— Excerpted text —
# betta breeders/sites?



## dolphinkid (Jan 26, 2006)

*Hey all, I was just wondering if anyone knew of any good betta breeders w/ sites. I had a bunch of sites i loved going to that had awsome bettas, but most of them have all quit the betta breeding i should say..So most of the sites i used to go to no longer sell bettas, or even update their site most of the time, so i was just wonderin if any of you had any good sites 

Thanks everyone!! dol*


----------



## Mobydock (Sep 6, 2005)

Are you looking to buy, or just browsing? Here is a Canadian breeder I have bought bettas from: http://www.bcbetta.com . Check out her fish room *drool*. If you look through aquabid, alot of the sellers have web sites.


----------



## BDawg364 (Jun 13, 2006)

I agree with the above. Try a google search too.


----------



## dolphinkid (Jan 26, 2006)

— Material provided —
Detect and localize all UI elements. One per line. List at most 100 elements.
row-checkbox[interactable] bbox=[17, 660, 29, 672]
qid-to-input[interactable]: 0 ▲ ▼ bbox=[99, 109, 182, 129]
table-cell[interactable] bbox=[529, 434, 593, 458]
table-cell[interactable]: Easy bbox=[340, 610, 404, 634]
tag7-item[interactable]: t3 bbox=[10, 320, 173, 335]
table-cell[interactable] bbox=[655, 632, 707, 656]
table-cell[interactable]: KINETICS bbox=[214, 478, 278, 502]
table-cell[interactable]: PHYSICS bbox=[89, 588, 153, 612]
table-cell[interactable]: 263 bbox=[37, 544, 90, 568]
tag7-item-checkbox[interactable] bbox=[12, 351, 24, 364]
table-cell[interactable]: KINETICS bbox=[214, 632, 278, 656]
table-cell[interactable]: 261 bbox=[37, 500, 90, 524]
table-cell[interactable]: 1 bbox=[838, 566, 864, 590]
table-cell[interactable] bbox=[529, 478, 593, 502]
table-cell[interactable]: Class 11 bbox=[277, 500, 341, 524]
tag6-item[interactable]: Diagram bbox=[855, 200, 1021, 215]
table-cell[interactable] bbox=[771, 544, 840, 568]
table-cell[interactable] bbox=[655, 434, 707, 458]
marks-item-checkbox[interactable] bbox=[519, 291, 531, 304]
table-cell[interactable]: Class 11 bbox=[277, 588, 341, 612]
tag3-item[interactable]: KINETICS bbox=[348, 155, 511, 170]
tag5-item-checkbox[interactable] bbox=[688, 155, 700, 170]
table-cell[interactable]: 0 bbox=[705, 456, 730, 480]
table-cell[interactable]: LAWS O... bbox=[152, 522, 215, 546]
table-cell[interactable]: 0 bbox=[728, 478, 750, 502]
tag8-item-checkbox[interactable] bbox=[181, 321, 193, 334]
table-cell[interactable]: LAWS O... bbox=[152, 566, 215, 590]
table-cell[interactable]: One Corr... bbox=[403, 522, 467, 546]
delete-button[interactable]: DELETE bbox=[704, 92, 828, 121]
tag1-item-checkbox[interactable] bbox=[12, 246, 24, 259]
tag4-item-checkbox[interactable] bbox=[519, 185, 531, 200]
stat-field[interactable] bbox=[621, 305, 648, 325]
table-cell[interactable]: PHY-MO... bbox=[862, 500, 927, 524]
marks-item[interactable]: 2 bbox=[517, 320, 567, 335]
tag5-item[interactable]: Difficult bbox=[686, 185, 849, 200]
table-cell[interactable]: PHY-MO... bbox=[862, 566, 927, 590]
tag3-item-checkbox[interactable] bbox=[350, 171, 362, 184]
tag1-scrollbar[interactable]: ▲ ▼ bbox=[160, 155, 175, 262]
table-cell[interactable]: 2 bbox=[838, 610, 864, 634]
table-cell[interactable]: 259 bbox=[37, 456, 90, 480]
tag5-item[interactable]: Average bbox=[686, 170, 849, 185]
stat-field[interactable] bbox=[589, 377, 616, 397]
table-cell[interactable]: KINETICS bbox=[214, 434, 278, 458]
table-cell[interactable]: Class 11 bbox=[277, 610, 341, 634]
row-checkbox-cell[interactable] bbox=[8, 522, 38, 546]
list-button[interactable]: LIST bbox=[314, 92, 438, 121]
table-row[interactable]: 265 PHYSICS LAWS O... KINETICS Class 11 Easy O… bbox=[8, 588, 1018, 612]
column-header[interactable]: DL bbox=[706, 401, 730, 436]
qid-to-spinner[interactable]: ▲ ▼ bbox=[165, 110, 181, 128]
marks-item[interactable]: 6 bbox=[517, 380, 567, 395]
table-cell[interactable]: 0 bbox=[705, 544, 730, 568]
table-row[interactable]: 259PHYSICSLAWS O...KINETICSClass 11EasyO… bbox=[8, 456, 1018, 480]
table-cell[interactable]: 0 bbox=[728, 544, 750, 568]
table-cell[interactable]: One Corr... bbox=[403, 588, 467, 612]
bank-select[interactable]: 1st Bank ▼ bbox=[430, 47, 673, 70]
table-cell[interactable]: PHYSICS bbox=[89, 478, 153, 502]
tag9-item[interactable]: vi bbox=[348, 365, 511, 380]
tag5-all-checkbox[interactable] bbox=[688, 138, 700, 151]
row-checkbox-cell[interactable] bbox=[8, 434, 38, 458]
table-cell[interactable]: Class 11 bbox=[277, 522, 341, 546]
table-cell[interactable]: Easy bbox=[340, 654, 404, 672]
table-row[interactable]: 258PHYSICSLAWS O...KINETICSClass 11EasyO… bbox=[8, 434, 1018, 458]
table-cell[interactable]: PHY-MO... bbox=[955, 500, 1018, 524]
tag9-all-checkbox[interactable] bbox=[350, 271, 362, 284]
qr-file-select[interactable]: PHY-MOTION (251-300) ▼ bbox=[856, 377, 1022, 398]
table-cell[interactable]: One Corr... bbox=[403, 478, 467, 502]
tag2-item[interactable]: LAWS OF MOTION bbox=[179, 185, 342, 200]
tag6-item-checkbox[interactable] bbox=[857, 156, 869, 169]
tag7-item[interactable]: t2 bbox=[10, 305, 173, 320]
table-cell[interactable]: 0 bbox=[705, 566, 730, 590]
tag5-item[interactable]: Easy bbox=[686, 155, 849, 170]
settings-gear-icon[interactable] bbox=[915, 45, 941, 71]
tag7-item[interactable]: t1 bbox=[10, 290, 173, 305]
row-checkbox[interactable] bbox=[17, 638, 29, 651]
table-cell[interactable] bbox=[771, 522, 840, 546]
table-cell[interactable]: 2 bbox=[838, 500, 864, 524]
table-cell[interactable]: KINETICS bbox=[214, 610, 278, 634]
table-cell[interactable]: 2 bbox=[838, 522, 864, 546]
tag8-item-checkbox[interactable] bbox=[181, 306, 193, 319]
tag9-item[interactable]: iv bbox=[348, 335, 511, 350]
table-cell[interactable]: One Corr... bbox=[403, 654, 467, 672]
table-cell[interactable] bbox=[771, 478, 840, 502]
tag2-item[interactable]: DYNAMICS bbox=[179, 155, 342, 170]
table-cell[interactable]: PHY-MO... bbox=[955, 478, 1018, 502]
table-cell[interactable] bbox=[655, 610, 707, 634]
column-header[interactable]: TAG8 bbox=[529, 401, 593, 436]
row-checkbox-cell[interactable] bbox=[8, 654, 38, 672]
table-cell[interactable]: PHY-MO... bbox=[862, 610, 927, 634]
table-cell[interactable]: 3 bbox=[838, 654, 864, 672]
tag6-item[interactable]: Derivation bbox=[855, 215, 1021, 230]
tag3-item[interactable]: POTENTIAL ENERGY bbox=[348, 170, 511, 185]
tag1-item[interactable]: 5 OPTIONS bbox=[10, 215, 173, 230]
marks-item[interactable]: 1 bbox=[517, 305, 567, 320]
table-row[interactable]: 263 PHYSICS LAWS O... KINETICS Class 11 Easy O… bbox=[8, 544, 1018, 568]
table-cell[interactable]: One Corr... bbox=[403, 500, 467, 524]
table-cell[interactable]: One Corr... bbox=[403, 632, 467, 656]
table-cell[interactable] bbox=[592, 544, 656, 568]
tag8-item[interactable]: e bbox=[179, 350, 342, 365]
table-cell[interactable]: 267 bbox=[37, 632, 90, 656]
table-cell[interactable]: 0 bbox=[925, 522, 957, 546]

— Given exercise —
In the betta breeders thread, please say which country the breeder that Mobydock has bought bettas from is in.

— Full output —
Canada